> EXERCISE GOAL: Scan the entries for the string "name" and give the number of lines that have it, nothing further.

> THE INPUT:

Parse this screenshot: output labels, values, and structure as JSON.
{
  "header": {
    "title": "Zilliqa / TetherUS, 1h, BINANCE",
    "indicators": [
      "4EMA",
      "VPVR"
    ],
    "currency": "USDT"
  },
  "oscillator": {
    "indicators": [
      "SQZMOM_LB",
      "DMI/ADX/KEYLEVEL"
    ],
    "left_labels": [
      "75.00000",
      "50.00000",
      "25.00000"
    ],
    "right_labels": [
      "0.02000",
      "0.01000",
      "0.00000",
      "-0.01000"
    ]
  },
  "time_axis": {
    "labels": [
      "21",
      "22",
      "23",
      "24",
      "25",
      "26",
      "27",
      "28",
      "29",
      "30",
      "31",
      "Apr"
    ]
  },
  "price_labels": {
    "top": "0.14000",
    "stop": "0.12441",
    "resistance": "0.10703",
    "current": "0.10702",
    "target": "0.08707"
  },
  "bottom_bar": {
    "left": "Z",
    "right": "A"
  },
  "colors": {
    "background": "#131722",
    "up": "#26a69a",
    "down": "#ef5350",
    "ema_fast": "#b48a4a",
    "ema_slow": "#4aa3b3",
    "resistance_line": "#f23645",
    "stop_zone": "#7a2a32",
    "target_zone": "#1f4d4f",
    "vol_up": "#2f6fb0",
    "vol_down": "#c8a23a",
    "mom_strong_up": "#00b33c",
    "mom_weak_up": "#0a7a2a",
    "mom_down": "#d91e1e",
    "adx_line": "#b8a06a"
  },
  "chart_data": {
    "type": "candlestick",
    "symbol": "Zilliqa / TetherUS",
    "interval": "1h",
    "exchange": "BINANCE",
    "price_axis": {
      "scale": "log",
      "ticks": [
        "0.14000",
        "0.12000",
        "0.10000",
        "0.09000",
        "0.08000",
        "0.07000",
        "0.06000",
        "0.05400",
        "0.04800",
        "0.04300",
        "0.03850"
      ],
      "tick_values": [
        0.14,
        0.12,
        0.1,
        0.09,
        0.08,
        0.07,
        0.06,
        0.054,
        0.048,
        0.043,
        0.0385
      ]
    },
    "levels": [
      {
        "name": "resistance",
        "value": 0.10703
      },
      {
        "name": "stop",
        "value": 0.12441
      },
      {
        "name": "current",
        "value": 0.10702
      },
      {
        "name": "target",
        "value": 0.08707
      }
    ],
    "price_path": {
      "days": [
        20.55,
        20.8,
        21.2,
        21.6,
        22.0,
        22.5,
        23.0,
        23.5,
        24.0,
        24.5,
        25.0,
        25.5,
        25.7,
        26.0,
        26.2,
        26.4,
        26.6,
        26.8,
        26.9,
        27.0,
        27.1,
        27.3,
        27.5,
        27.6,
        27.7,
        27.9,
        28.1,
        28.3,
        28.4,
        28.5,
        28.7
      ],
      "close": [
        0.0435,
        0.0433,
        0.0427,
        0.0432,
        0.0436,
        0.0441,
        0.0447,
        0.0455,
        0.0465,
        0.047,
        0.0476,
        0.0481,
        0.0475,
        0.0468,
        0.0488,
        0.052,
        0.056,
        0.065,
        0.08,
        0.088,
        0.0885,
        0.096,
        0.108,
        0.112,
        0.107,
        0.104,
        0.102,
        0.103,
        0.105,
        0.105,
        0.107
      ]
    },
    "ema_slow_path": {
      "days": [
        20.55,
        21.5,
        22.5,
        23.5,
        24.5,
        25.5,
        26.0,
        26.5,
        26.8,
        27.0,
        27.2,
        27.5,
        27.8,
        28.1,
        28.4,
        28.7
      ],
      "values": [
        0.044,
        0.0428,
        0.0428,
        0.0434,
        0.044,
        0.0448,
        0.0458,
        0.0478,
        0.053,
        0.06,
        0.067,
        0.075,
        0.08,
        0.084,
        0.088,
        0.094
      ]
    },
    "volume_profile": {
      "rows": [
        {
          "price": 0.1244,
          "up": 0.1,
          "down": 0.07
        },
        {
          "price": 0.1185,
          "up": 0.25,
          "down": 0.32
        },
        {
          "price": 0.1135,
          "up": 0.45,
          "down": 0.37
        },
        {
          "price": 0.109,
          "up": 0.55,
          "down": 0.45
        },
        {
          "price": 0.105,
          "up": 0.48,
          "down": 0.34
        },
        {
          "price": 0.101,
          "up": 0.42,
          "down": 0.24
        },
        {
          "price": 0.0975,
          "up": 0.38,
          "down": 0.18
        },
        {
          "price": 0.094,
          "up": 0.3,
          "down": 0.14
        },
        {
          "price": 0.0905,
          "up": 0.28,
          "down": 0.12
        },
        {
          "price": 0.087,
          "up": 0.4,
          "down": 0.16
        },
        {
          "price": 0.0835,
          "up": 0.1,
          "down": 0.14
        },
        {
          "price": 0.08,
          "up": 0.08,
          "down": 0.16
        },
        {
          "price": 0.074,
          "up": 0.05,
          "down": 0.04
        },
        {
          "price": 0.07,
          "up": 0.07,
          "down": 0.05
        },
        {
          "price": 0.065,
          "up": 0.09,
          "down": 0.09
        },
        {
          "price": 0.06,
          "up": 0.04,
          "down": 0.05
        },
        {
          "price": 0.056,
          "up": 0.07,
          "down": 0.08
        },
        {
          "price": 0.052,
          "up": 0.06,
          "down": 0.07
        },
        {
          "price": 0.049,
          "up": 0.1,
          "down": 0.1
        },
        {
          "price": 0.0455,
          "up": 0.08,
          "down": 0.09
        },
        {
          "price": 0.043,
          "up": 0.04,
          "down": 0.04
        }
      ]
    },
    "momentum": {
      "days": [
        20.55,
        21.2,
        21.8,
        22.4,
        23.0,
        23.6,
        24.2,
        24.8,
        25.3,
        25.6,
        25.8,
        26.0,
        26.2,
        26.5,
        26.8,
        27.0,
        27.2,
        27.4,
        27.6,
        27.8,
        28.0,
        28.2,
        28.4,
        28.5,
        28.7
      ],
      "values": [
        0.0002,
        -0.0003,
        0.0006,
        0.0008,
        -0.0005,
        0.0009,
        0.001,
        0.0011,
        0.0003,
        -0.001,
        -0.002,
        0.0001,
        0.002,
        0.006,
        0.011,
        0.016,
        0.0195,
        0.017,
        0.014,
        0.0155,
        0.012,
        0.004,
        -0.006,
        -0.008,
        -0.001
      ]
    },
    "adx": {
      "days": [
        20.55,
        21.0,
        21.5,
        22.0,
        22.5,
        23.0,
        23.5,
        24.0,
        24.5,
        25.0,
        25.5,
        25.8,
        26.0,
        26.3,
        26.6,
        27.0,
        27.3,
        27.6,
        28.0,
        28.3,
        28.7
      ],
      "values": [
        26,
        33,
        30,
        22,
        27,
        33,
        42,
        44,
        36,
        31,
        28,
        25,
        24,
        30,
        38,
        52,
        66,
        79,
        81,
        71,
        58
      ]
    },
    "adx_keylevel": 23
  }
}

> PROBLEM SOLUTION: 4